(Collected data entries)
+-------+
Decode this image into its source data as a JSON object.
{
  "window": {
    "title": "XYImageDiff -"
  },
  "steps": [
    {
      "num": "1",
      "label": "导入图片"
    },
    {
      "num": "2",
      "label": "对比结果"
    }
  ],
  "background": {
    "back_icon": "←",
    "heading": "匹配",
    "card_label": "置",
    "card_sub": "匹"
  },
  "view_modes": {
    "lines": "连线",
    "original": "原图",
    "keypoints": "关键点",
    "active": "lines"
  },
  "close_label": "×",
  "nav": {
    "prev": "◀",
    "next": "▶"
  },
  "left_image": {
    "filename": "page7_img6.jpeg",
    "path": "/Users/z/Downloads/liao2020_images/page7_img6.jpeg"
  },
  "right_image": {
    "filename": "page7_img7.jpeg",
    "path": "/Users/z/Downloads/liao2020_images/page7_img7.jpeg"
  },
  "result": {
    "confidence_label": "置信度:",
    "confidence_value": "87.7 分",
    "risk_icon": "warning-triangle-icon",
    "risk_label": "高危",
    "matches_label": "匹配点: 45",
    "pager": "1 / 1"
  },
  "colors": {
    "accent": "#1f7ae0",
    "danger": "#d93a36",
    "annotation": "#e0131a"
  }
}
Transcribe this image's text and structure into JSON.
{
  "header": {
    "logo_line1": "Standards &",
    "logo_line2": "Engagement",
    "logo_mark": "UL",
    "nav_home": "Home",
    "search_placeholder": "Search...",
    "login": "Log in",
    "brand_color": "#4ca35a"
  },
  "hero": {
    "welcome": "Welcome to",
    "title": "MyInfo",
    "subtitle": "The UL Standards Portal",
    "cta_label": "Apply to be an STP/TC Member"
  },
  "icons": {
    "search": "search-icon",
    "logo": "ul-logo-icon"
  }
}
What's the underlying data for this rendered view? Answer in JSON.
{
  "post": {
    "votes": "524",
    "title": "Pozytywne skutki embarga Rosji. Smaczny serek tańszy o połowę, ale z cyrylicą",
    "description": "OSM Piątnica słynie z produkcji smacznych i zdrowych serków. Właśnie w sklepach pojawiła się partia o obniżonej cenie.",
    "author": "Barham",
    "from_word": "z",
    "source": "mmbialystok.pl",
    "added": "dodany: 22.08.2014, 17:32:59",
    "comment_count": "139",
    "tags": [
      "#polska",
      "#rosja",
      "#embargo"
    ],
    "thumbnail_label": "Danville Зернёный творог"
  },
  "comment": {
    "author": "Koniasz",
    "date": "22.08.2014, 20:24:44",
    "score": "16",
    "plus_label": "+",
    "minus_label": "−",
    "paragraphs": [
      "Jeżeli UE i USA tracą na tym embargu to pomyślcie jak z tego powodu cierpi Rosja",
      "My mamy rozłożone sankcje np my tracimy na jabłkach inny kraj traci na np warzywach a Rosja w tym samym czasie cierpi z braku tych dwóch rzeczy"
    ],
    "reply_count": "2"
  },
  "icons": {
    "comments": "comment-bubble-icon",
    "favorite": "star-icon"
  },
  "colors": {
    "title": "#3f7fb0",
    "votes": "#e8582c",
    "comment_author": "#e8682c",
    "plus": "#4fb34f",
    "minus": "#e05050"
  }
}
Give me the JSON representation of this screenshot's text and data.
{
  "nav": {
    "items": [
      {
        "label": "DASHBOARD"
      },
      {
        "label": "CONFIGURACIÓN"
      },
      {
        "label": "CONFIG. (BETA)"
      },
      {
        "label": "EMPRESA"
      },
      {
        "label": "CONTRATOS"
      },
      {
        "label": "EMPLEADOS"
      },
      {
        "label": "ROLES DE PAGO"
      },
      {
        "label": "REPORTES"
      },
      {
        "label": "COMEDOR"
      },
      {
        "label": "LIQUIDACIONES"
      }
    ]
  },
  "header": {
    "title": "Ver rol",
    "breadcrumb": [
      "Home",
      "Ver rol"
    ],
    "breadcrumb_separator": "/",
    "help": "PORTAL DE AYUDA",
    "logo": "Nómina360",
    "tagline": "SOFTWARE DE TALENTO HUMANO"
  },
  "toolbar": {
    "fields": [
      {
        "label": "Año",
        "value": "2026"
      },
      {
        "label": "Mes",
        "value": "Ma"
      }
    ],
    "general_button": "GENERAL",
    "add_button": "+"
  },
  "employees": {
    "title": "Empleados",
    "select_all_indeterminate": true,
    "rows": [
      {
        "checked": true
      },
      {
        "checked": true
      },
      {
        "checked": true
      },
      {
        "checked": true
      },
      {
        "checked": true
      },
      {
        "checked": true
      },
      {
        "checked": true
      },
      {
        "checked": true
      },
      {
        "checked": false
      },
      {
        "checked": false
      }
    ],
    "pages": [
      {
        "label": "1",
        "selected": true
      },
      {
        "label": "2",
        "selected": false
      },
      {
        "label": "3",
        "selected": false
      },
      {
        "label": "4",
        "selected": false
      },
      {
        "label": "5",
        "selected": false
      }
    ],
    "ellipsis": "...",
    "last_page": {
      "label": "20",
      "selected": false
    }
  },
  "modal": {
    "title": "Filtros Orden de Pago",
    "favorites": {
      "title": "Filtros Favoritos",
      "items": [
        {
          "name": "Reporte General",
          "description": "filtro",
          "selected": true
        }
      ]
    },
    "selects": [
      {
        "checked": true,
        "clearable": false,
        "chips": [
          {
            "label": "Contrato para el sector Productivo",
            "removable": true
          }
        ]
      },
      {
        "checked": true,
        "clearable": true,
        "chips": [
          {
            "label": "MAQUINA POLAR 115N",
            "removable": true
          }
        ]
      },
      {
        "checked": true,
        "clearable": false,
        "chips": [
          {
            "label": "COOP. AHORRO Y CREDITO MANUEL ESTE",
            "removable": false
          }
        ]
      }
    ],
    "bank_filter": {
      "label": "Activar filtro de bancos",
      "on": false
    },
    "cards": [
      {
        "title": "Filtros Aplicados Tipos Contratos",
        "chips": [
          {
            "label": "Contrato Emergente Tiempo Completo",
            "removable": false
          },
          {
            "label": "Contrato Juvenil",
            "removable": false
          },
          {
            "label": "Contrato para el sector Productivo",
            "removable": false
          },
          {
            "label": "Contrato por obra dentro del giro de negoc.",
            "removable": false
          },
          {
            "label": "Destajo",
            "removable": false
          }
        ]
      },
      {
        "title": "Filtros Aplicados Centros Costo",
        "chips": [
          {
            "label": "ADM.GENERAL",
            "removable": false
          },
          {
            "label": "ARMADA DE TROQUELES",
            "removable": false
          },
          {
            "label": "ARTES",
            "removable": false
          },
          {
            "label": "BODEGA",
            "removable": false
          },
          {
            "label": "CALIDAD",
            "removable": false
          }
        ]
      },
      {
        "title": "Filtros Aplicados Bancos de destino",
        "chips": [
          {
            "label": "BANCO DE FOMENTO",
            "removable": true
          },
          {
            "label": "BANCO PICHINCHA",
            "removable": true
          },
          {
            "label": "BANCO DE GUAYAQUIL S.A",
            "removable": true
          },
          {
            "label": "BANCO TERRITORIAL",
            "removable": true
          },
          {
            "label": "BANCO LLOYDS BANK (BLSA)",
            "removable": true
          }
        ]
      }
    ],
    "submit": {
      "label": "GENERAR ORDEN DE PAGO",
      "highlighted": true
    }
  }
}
+-------+
Each line of the material above needs to be quoted exactly, please.

(Answer)
Decode this image into its source data as a JSON object.
{
  "window": {
    "title": "XYImageDiff -"
  },
  "steps": [
    {
      "num": "1",
      "label": "导入图片"
    },
    {
      "num": "2",
      "label": "对比结果"
    }
  ],
  "background": {
    "back_icon": "←",
    "heading": "匹配",
    "card_label": "置",
    "card_sub": "匹"
  },
  "view_modes": {
    "lines": "连线",
    "original": "原图",
    "keypoints": "关键点",
    "active": "lines"
  },
  "close_label": "×",
  "nav": {
    "prev": "◀",
    "next": "▶"
  },
  "left_image": {
    "filename": "page7_img6.jpeg",
    "path": "/Users/z/Downloads/liao2020_images/page7_img6.jpeg"
  },
  "right_image": {
    "filename": "page7_img7.jpeg",
    "path": "/Users/z/Downloads/liao2020_images/page7_img7.jpeg"
  },
  "result": {
    "confidence_label": "置信度:",
    "confidence_value": "87.7 分",
    "risk_icon": "warning-triangle-icon",
    "risk_label": "高危",
    "matches_label": "匹配点: 45",
    "pager": "1 / 1"
  },
  "colors": {
    "accent": "#1f7ae0",
    "danger": "#d93a36",
    "annotation": "#e0131a"
  }
}
Transcribe this image's text and structure into JSON.
{
  "header": {
    "logo_line1": "Standards &",
    "logo_line2": "Engagement",
    "logo_mark": "UL",
    "nav_home": "Home",
    "search_placeholder": "Search...",
    "login": "Log in",
    "brand_color": "#4ca35a"
  },
  "hero": {
    "welcome": "Welcome to",
    "title": "MyInfo",
    "subtitle": "The UL Standards Portal",
    "cta_label": "Apply to be an STP/TC Member"
  },
  "icons": {
    "search": "search-icon",
    "logo": "ul-logo-icon"
  }
}
What's the underlying data for this rendered view? Answer in JSON.
{
  "post": {
    "votes": "524",
    "title": "Pozytywne skutki embarga Rosji. Smaczny serek tańszy o połowę, ale z cyrylicą",
    "description": "OSM Piątnica słynie z produkcji smacznych i zdrowych serków. Właśnie w sklepach pojawiła się partia o obniżonej cenie.",
    "author": "Barham",
    "from_word": "z",
    "source": "mmbialystok.pl",
    "added": "dodany: 22.08.2014, 17:32:59",
    "comment_count": "139",
    "tags": [
      "#polska",
      "#rosja",
      "#embargo"
    ],
    "thumbnail_label": "Danville Зернёный творог"
  },
  "comment": {
    "author": "Koniasz",
    "date": "22.08.2014, 20:24:44",
    "score": "16",
    "plus_label": "+",
    "minus_label": "−",
    "paragraphs": [
      "Jeżeli UE i USA tracą na tym embargu to pomyślcie jak z tego powodu cierpi Rosja",
      "My mamy rozłożone sankcje np my tracimy na jabłkach inny kraj traci na np warzywach a Rosja w tym samym czasie cierpi z braku tych dwóch rzeczy"
    ],
    "reply_count": "2"
  },
  "icons": {
    "comments": "comment-bubble-icon",
    "favorite": "star-icon"
  },
  "colors": {
    "title": "#3f7fb0",
    "votes": "#e8582c",
    "comment_author": "#e8682c",
    "plus": "#4fb34f",
    "minus": "#e05050"
  }
}
Give me the JSON representation of this screenshot's text and data.
{
  "nav": {
    "items": [
      {
        "label": "DASHBOARD"
      },
      {
        "label": "CONFIGURACIÓN"
      },
      {
        "label": "CONFIG. (BETA)"
      },
      {
        "label": "EMPRESA"
      },
      {
        "label": "CONTRATOS"
      },
      {
        "label": "EMPLEADOS"
      },
      {
        "label": "ROLES DE PAGO"
      },
      {
        "label": "REPORTES"
      },
      {
        "label": "COMEDOR"
      },
      {
        "label": "LIQUIDACIONES"
      }
    ]
  },
  "header": {
    "title": "Ver rol",
    "breadcrumb": [
      "Home",
      "Ver rol"
    ],
    "breadcrumb_separator": "/",
    "help": "PORTAL DE AYUDA",
    "logo": "Nómina360",
    "tagline": "SOFTWARE DE TALENTO HUMANO"
  },
  "toolbar": {
    "fields": [
      {
        "label": "Año",
        "value": "2026"
      },
      {
        "label": "Mes",
        "value": "Ma"
      }
    ],
    "general_button": "GENERAL",
    "add_button": "+"
  },
  "employees": {
    "title": "Empleados",
    "select_all_indeterminate": true,
    "rows": [
      {
        "checked": true
      },
      {
        "checked": true
      },
      {
        "checked": true
      },
      {
        "checked": true
      },
      {
        "checked": true
      },
      {
        "checked": true
      },
      {
        "checked": true
      },
      {
        "checked": true
      },
      {
        "checked": false
      },
      {
        "checked": false
      }
    ],
    "pages": [
      {
        "label": "1",
        "selected": true
      },
      {
        "label": "2",
        "selected": false
      },
      {
        "label": "3",
        "selected": false
      },
      {
        "label": "4",
        "selected": false
      },
      {
        "label": "5",
        "selected": false
      }
    ],
    "ellipsis": "...",
    "last_page": {
      "label": "20",
      "selected": false
    }
  },
  "modal": {
    "title": "Filtros Orden de Pago",
    "favorites": {
      "title": "Filtros Favoritos",
      "items": [
        {
          "name": "Reporte General",
          "description": "filtro",
          "selected": true
        }
      ]
    },
    "selects": [
      {
        "checked": true,
        "clearable": false,
        "chips": [
          {
            "label": "Contrato para el sector Productivo",
            "removable": true
          }
        ]
      },
      {
        "checked": true,
        "clearable": true,
        "chips": [
          {
            "label": "MAQUINA POLAR 115N",
            "removable": true
          }
        ]
      },
      {
        "checked": true,
        "clearable": false,
        "chips": [
          {
            "label": "COOP. AHORRO Y CREDITO MANUEL ESTE",
            "removable": false
          }
        ]
      }
    ],
    "bank_filter": {
      "label": "Activar filtro de bancos",
      "on": false
    },
    "cards": [
      {
        "title": "Filtros Aplicados Tipos Contratos",
        "chips": [
          {
            "label": "Contrato Emergente Tiempo Completo",
            "removable": false
          },
          {
            "label": "Contrato Juvenil",
            "removable": false
          },
          {
            "label": "Contrato para el sector Productivo",
            "removable": false
          },
          {
            "label": "Contrato por obra dentro del giro de negoc.",
            "removable": false
          },
          {
            "label": "Destajo",
            "removable": false
          }
        ]
      },
      {
        "title": "Filtros Aplicados Centros Costo",
        "chips": [
          {
            "label": "ADM.GENERAL",
            "removable": false
          },
          {
            "label": "ARMADA DE TROQUELES",
            "removable": false
          },
          {
            "label": "ARTES",
            "removable": false
          },
          {
            "label": "BODEGA",
            "removable": false
          },
          {
            "label": "CALIDAD",
            "removable": false
          }
        ]
      },
      {
        "title": "Filtros Aplicados Bancos de destino",
        "chips": [
          {
            "label": "BANCO DE FOMENTO",
            "removable": true
          },
          {
            "label": "BANCO PICHINCHA",
            "removable": true
          },
          {
            "label": "BANCO DE GUAYAQUIL S.A",
            "removable": true
          },
          {
            "label": "BANCO TERRITORIAL",
            "removable": true
          },
          {
            "label": "BANCO LLOYDS BANK (BLSA)",
            "removable": true
          }
        ]
      }
    ],
    "submit": {
      "label": "GENERAR ORDEN DE PAGO",
      "highlighted": true
    }
  }
}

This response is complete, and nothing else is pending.